What is asked: From the entries below, please gather each line containing the string "name".

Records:

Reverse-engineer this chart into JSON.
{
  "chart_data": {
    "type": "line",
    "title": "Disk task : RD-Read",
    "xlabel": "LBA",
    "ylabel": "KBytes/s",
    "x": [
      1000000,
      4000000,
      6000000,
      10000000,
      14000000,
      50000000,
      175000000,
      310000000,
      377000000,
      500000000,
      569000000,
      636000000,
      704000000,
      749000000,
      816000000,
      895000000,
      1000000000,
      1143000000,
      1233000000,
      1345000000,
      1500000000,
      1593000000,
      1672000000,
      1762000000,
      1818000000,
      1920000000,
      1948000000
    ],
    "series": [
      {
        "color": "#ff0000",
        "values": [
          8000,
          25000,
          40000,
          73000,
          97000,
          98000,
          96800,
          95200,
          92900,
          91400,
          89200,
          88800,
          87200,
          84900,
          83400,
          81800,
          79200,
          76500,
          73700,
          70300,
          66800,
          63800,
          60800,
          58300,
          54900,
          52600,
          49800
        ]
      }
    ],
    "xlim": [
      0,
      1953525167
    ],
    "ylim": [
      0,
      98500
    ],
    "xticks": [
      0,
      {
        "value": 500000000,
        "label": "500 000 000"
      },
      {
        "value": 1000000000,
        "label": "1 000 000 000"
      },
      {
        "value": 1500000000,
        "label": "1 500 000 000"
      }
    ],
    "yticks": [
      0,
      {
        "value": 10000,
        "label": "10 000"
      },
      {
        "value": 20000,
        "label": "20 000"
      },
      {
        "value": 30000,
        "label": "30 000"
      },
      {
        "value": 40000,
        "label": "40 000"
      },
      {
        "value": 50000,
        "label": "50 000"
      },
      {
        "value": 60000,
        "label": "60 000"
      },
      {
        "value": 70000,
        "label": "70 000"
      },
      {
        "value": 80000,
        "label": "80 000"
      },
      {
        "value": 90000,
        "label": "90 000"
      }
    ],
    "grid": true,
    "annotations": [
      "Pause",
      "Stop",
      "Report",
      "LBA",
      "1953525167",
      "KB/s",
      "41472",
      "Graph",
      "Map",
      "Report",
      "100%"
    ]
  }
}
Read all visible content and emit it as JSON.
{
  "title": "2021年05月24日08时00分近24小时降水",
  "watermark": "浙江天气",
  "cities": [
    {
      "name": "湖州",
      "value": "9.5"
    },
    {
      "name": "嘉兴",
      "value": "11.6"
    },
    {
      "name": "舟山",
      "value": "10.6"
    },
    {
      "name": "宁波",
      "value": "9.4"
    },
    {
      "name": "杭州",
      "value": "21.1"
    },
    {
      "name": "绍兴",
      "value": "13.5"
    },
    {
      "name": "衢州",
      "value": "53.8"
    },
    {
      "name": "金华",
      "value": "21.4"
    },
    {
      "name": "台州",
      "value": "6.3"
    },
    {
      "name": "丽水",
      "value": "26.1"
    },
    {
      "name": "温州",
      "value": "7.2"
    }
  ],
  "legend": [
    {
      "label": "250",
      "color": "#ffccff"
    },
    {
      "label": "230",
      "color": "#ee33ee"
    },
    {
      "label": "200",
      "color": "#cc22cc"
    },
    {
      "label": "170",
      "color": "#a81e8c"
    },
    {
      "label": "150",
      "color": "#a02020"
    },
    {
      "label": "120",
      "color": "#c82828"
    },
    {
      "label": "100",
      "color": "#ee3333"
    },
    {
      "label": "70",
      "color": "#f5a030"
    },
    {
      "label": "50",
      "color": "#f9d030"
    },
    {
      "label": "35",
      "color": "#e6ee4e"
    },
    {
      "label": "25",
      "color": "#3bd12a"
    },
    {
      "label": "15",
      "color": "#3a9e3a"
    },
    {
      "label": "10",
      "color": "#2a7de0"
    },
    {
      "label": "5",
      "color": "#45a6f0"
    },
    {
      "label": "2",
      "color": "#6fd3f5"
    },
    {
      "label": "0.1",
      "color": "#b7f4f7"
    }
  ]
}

Expected output:
      "name": "湖州",
      "name": "嘉兴",
      "name": "舟山",
      "name": "宁波",
      "name": "杭州",
      "name": "绍兴",
      "name": "衢州",
      "name": "金华",
      "name": "台州",
      "name": "丽水",
      "name": "温州",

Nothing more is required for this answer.